### Required task
Search the material below for the word "Cooker". Copy every line that has it.

### Source data
►

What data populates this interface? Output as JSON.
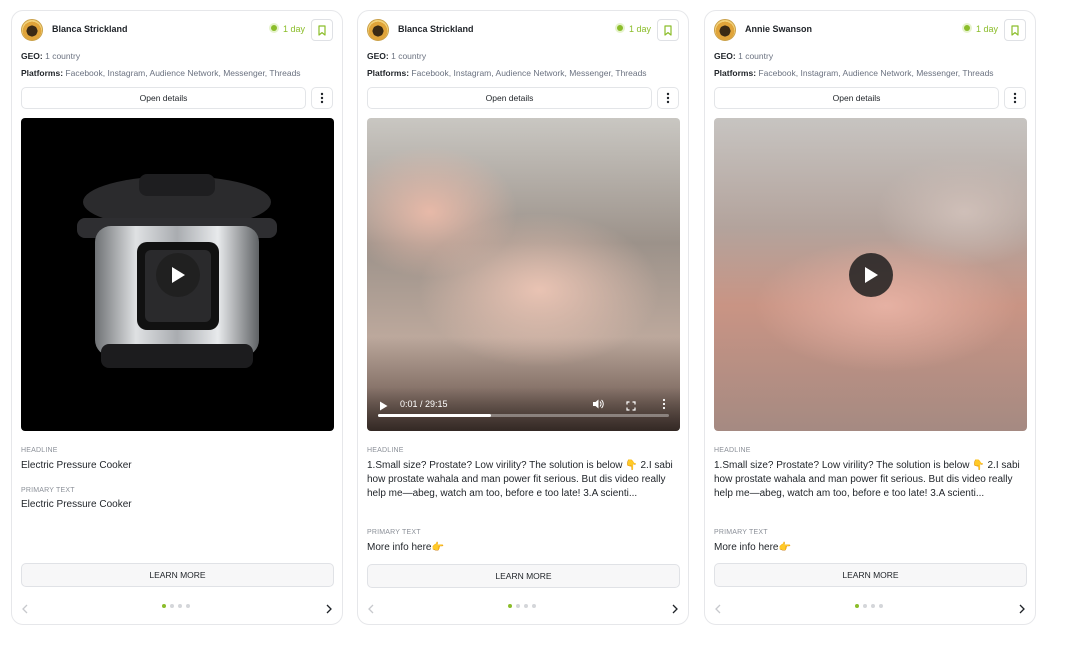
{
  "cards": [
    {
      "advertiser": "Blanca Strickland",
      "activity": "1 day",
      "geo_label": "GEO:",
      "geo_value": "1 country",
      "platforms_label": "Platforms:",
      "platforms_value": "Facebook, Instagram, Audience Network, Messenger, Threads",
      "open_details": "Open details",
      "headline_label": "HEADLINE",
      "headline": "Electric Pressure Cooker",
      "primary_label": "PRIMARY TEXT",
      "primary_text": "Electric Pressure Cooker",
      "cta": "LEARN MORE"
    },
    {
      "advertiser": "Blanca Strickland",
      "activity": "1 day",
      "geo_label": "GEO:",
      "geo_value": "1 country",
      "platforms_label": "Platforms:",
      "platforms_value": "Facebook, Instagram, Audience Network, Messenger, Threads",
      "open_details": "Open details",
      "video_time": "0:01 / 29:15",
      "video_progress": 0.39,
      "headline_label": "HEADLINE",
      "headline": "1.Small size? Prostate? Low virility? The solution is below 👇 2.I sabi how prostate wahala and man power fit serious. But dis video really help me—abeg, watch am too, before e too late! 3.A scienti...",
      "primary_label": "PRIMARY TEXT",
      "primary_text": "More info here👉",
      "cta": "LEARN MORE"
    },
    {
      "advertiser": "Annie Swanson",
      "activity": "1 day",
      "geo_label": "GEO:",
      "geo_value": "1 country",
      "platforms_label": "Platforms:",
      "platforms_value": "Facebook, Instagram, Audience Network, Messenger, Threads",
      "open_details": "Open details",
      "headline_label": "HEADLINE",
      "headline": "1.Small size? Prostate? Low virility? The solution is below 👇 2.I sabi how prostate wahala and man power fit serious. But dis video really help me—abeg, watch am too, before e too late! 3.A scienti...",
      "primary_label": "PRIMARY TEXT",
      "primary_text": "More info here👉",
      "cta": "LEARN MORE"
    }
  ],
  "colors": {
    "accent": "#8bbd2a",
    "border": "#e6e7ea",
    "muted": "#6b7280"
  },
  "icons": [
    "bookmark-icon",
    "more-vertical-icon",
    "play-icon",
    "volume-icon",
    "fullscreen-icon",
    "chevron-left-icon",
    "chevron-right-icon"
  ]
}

◄
►

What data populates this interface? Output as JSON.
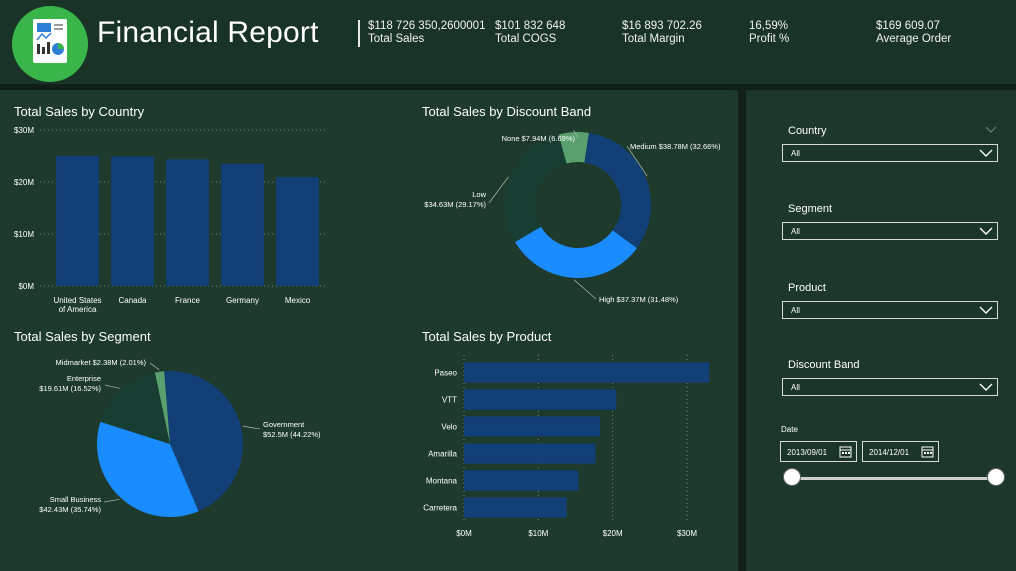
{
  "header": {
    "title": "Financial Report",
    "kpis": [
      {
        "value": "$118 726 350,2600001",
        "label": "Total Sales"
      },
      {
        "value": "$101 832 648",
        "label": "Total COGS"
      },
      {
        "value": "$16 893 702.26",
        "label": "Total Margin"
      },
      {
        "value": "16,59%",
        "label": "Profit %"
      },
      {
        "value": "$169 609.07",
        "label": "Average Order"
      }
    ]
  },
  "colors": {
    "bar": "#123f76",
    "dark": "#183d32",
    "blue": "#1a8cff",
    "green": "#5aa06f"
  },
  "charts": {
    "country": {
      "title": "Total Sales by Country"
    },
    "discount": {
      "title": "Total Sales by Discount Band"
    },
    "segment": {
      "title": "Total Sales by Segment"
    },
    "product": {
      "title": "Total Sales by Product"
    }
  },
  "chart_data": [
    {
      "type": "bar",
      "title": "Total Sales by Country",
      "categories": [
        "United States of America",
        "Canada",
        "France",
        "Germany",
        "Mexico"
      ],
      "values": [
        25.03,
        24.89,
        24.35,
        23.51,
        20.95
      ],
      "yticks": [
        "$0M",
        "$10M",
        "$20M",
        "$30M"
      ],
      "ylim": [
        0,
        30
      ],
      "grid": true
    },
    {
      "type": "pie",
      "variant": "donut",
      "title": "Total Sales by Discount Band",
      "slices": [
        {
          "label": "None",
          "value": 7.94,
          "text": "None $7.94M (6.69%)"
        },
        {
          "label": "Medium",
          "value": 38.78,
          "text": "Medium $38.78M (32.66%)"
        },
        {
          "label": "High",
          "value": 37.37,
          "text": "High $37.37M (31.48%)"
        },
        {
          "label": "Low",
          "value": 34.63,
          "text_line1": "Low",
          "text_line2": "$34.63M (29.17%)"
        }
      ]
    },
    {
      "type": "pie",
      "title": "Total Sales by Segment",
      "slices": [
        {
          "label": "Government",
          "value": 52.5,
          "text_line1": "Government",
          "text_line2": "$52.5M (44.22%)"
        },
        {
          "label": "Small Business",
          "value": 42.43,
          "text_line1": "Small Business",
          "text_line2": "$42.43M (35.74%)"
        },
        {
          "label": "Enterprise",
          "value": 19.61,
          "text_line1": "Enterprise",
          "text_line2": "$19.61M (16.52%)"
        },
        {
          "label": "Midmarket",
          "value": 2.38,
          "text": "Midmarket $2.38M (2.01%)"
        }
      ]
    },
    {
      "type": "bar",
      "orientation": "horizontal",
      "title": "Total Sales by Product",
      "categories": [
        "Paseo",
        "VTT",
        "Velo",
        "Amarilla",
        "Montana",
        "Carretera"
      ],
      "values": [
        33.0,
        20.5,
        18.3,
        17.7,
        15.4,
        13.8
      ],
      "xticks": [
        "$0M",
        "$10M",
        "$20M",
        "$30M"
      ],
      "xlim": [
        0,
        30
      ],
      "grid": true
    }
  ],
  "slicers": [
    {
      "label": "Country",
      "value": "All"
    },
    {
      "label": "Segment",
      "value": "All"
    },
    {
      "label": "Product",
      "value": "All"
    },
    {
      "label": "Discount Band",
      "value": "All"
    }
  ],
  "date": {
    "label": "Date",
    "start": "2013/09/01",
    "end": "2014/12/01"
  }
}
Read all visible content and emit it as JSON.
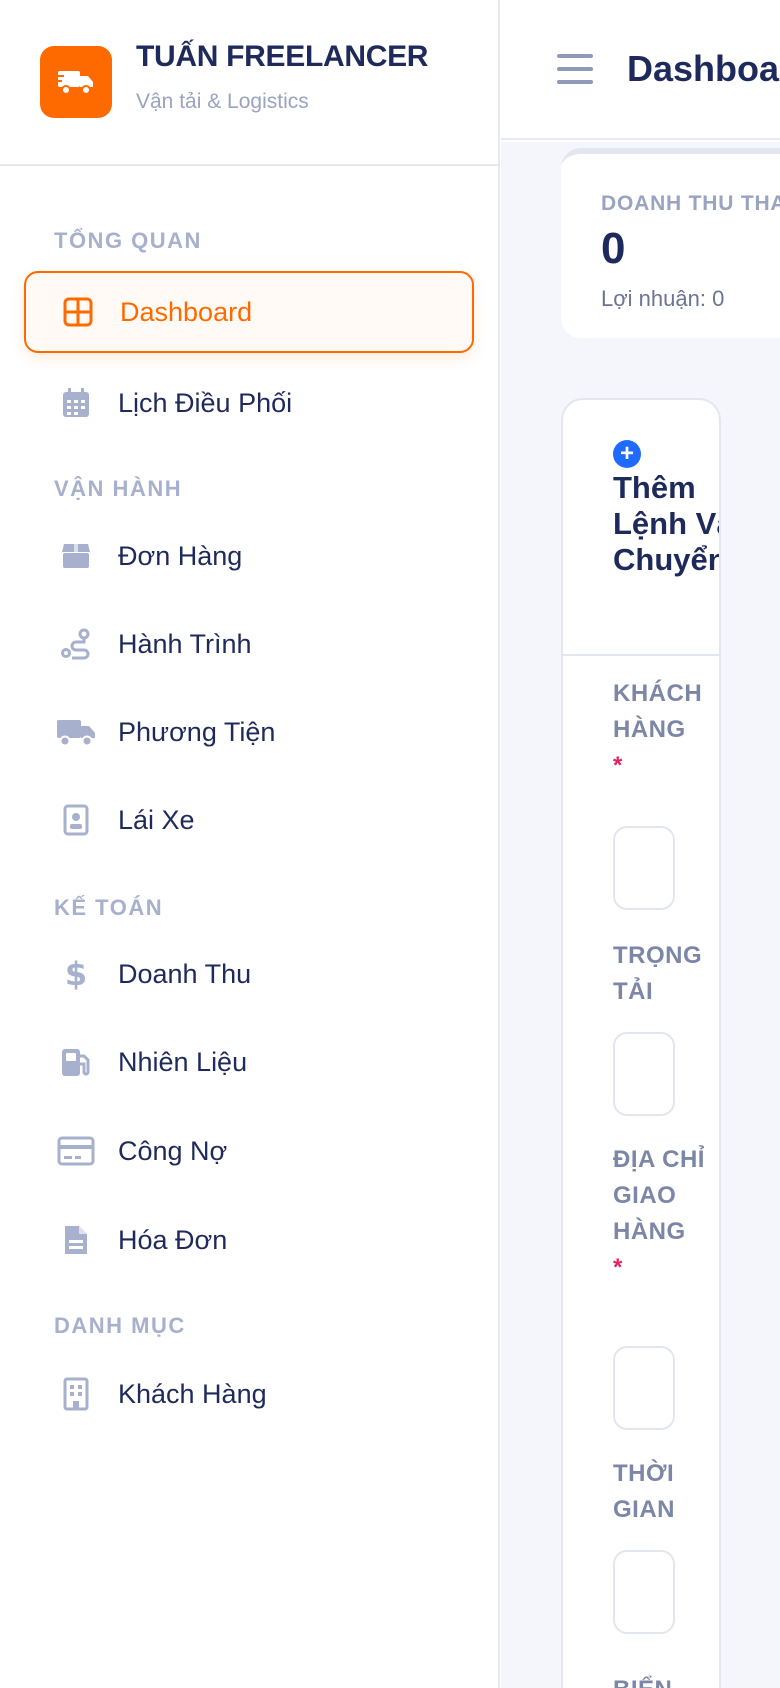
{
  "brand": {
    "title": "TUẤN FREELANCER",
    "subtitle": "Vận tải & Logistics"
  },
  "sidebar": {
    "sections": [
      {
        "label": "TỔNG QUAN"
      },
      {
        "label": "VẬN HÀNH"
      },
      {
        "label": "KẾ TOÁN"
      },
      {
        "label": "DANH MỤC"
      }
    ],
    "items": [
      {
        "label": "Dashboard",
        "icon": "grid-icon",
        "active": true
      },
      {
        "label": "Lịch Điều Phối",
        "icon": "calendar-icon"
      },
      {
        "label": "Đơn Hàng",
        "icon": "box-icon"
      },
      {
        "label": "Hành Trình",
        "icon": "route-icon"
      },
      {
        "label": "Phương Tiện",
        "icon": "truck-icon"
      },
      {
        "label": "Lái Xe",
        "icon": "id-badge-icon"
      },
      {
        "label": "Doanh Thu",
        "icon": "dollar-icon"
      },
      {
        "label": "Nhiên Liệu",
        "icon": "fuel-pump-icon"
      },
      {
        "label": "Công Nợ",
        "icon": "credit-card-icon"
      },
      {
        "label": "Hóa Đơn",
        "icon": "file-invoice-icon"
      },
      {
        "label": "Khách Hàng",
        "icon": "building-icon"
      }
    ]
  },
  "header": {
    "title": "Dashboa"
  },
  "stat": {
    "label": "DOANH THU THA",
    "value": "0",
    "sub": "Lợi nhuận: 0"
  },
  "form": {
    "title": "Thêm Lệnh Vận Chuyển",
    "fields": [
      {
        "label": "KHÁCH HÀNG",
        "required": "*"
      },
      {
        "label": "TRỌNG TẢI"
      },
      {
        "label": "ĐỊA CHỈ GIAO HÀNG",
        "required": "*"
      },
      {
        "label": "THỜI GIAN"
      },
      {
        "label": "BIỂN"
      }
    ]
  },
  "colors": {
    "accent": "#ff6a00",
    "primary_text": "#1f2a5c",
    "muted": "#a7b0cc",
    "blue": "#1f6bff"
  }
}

◄

### Expected output
      "headline": "Electric Pressure Cooker",
      "primary_text": "Electric Pressure Cooker",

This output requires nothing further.